▸ Exercise materials
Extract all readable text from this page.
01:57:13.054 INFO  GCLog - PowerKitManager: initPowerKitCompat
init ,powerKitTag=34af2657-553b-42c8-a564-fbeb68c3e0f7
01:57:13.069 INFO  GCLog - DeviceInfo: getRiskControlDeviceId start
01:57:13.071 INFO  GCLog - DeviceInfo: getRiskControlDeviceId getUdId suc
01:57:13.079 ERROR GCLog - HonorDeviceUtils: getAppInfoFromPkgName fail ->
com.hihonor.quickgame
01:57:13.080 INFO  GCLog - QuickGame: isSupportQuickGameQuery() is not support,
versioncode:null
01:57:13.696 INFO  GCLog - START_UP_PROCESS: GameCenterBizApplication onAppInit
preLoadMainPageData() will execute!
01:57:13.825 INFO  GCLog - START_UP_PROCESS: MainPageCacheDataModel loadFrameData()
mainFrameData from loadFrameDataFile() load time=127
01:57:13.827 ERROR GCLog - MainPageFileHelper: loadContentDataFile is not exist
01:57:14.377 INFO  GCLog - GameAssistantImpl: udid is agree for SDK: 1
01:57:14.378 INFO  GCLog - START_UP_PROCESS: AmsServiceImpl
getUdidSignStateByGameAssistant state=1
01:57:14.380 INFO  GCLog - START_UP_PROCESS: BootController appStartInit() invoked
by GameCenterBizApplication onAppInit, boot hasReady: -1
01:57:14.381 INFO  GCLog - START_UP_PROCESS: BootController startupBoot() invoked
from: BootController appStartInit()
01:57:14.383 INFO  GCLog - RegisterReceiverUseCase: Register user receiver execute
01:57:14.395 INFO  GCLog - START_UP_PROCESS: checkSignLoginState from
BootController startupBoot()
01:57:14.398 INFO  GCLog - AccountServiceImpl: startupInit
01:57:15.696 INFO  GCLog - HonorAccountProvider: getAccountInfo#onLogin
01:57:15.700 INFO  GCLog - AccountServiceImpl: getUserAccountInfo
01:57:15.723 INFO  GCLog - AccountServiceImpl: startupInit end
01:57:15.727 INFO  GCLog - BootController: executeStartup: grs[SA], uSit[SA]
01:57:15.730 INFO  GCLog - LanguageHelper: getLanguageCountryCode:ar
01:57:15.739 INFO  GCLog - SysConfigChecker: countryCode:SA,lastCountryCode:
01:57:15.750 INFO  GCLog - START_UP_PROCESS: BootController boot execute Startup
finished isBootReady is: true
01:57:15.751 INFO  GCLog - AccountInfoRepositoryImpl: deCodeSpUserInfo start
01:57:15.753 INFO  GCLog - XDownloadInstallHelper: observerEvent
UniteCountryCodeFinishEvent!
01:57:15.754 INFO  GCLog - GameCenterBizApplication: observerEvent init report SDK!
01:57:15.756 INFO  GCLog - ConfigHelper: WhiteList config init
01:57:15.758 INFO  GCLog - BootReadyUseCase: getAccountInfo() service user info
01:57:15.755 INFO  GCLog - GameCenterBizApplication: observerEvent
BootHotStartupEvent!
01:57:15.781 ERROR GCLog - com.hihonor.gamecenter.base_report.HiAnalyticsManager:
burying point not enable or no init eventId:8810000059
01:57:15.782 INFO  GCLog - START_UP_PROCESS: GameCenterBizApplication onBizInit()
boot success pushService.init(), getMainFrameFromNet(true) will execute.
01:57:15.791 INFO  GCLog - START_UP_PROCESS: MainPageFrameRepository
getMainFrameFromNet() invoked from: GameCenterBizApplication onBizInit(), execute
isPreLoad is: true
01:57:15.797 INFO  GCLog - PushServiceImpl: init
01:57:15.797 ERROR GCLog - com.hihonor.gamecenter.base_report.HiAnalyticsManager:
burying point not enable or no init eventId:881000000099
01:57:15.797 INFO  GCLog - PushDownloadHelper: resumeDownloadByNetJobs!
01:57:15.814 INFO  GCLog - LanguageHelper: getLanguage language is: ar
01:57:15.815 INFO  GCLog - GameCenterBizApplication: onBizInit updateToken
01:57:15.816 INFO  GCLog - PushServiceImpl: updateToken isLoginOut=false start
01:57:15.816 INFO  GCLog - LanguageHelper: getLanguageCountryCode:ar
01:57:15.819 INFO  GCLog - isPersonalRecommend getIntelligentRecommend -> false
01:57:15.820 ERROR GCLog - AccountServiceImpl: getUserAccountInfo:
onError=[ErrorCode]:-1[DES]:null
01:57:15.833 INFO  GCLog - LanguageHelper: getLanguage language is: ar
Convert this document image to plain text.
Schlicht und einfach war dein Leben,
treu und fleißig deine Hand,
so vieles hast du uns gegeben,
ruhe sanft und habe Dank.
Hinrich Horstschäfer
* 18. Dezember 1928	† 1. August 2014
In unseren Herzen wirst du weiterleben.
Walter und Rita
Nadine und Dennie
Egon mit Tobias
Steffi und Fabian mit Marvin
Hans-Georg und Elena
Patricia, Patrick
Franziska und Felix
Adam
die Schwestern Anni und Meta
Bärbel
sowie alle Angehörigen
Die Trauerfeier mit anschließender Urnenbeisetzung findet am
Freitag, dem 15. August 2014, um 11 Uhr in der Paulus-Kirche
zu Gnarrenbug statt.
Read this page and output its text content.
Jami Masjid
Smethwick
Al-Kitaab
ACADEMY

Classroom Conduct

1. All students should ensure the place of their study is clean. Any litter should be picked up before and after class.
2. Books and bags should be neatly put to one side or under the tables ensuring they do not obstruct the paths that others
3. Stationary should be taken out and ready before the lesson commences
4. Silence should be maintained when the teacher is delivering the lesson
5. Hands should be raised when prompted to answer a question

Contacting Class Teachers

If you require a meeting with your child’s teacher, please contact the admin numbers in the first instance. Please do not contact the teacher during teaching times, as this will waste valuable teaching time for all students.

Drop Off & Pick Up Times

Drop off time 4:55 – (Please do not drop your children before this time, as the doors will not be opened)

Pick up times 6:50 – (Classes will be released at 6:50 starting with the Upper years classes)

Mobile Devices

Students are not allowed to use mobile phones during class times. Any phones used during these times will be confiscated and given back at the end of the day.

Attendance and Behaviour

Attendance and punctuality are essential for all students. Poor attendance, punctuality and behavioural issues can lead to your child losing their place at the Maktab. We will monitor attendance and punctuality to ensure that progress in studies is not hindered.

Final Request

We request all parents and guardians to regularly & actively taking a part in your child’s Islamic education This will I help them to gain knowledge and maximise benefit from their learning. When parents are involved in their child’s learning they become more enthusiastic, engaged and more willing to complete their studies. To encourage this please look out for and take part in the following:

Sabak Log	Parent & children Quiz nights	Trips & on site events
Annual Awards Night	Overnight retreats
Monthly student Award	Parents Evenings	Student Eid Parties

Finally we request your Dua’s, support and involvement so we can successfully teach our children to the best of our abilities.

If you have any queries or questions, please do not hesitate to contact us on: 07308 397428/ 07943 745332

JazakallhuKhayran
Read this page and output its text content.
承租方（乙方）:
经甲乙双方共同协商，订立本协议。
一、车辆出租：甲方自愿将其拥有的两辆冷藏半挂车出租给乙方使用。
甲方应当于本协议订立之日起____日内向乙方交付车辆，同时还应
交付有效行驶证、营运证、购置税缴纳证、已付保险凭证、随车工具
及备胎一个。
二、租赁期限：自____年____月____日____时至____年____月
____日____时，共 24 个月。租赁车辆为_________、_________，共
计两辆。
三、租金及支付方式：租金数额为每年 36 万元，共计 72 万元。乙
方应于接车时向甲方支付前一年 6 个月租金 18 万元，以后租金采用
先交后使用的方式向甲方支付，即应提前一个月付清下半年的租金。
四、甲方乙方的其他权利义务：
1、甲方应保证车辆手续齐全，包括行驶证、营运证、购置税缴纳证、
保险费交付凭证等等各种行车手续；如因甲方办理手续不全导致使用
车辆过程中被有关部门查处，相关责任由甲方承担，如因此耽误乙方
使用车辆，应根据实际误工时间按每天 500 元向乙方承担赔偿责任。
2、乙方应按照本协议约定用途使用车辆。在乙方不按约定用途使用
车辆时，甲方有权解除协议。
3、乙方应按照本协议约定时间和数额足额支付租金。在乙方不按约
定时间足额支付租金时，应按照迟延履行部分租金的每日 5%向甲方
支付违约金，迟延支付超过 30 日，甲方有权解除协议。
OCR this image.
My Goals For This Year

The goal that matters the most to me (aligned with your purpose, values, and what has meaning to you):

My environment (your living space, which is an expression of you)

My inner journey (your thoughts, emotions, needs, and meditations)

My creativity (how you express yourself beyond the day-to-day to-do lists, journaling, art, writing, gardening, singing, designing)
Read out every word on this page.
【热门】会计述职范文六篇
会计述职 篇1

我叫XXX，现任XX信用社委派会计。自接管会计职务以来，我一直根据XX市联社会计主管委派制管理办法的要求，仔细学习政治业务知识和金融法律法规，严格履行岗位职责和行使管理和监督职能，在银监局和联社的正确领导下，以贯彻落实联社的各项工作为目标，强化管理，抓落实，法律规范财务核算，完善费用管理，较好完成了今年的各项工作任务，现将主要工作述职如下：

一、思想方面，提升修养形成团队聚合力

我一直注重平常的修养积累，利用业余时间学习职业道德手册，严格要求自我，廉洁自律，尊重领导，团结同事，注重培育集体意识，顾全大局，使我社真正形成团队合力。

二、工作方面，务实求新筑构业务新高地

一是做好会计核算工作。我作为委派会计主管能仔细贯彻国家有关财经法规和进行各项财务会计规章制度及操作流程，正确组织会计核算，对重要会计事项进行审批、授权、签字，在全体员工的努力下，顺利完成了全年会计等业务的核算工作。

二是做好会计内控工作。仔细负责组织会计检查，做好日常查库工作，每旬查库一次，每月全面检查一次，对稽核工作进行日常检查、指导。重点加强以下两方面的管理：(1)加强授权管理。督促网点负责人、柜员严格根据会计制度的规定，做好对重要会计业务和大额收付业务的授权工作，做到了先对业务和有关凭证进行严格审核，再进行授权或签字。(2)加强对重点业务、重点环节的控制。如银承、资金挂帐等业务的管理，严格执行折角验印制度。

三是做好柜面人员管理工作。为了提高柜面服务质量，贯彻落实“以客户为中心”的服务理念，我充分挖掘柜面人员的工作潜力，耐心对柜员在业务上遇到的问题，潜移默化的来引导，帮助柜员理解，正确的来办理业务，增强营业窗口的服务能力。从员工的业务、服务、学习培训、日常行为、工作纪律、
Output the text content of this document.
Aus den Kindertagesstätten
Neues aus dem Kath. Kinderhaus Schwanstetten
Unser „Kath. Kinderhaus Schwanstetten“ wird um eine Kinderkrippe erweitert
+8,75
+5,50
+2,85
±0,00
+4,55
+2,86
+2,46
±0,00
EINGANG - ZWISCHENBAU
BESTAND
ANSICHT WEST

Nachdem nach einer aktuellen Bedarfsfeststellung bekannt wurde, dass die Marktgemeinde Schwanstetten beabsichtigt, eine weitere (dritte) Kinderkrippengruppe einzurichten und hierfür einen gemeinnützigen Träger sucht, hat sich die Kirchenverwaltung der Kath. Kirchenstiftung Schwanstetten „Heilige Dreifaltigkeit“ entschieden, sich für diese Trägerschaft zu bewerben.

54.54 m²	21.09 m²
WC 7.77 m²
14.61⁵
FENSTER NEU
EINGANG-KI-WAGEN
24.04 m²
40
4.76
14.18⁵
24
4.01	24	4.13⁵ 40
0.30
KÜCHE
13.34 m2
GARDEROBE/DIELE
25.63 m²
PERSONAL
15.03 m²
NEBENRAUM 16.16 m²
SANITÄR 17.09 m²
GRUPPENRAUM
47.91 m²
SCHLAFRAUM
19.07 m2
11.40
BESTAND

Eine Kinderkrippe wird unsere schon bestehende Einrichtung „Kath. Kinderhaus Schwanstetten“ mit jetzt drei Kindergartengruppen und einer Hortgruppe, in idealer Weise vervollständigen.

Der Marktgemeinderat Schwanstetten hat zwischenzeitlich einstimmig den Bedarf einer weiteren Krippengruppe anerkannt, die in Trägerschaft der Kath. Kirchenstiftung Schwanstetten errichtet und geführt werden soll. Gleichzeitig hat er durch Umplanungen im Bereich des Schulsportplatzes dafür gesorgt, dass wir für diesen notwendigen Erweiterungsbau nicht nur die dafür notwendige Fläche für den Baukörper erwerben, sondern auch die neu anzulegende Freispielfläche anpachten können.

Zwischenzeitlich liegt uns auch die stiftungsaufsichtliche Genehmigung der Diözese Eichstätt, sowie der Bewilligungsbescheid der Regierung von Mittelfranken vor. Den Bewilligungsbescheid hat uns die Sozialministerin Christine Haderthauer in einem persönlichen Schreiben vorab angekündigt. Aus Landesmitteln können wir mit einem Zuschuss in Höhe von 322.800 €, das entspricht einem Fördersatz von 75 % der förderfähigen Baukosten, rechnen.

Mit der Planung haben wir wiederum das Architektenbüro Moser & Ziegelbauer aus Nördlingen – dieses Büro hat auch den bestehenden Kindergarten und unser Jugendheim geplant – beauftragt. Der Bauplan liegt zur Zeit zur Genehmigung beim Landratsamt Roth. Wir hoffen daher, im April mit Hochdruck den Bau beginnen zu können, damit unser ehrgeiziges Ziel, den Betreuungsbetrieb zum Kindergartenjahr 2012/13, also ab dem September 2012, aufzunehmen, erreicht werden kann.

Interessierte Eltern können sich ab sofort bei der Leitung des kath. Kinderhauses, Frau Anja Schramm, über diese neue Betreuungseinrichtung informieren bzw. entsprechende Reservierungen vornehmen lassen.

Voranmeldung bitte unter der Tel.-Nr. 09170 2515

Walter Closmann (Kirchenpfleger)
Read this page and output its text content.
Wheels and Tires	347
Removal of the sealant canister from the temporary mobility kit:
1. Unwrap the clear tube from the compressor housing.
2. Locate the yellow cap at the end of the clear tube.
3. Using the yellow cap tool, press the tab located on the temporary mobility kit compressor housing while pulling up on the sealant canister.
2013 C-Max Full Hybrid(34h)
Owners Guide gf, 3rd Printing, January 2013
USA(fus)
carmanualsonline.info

▸ Task statement
Find and copy every line in the entries above where the string "einer" occurs.

▸ The completed task
Nachdem nach einer aktuellen Bedarfsfeststellung bekannt wurde, dass die Marktgemeinde Schwanstetten beabsichtigt, eine weitere (dritte) Kinderkrippengruppe einzurichten und hierfür einen gemeinnützigen Träger sucht, hat sich die Kirchenverwaltung der Kath. Kirchenstiftung Schwanstetten „Heilige Dreifaltigkeit“ entschieden, sich für diese Trägerschaft zu bewerben.
Eine Kinderkrippe wird unsere schon bestehende Einrichtung „Kath. Kinderhaus Schwanstetten“ mit jetzt drei Kindergartengruppen und einer Hortgruppe, in idealer Weise vervollständigen.
Der Marktgemeinderat Schwanstetten hat zwischenzeitlich einstimmig den Bedarf einer weiteren Krippengruppe anerkannt, die in Trägerschaft der Kath. Kirchenstiftung Schwanstetten errichtet und geführt werden soll. Gleichzeitig hat er durch Umplanungen im Bereich des Schulsportplatzes dafür gesorgt, dass wir für diesen notwendigen Erweiterungsbau nicht nur die dafür notwendige Fläche für den Baukörper erwerben, sondern auch die neu anzulegende Freispielfläche anpachten können.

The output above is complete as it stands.